Instructions for the task
In the data below, locate each line with the word "name" and list it.

Raw records

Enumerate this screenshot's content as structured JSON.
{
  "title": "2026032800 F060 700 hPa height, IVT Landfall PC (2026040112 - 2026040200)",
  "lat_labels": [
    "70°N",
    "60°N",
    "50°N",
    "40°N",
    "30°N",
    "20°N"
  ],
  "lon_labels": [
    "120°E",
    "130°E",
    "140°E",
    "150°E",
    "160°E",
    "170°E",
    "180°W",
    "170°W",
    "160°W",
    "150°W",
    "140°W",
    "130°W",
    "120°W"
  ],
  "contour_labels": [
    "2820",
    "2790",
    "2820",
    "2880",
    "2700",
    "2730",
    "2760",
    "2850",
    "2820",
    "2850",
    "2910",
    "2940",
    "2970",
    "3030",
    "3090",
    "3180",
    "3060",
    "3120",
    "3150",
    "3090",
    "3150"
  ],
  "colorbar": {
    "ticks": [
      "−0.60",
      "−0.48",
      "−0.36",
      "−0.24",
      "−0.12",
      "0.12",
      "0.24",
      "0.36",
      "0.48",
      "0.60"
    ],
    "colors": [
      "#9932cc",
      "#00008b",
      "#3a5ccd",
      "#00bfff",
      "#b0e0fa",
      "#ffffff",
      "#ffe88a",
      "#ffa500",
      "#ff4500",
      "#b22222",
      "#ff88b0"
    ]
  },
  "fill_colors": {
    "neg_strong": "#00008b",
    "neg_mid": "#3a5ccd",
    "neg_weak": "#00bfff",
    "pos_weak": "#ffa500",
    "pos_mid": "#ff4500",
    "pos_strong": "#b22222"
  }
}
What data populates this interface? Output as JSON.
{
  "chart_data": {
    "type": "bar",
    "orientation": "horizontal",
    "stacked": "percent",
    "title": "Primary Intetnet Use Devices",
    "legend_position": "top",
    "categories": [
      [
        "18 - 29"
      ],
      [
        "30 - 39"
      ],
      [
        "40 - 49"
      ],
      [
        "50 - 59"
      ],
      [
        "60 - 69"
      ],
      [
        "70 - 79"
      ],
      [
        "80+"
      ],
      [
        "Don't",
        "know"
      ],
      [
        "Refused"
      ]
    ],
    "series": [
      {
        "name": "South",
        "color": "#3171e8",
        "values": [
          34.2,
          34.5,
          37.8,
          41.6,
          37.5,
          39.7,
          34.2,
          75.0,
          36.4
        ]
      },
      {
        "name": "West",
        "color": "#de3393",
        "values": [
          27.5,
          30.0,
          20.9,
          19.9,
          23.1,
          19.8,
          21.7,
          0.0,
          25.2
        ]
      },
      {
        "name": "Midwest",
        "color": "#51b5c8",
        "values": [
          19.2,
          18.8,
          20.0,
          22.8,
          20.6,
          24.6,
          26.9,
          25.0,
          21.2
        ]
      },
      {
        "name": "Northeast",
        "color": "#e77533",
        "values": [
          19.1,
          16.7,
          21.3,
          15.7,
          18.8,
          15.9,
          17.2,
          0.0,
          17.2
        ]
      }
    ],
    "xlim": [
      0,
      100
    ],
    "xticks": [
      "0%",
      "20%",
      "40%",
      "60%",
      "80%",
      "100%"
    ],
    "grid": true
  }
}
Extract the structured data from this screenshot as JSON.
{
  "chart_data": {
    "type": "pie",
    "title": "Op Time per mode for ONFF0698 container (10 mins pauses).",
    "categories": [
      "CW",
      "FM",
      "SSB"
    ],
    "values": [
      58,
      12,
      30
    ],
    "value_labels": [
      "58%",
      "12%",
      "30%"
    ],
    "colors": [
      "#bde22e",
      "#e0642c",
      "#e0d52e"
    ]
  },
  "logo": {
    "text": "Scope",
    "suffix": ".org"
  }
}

Task answer
        "name": "South",
        "name": "West",
        "name": "Midwest",
        "name": "Northeast",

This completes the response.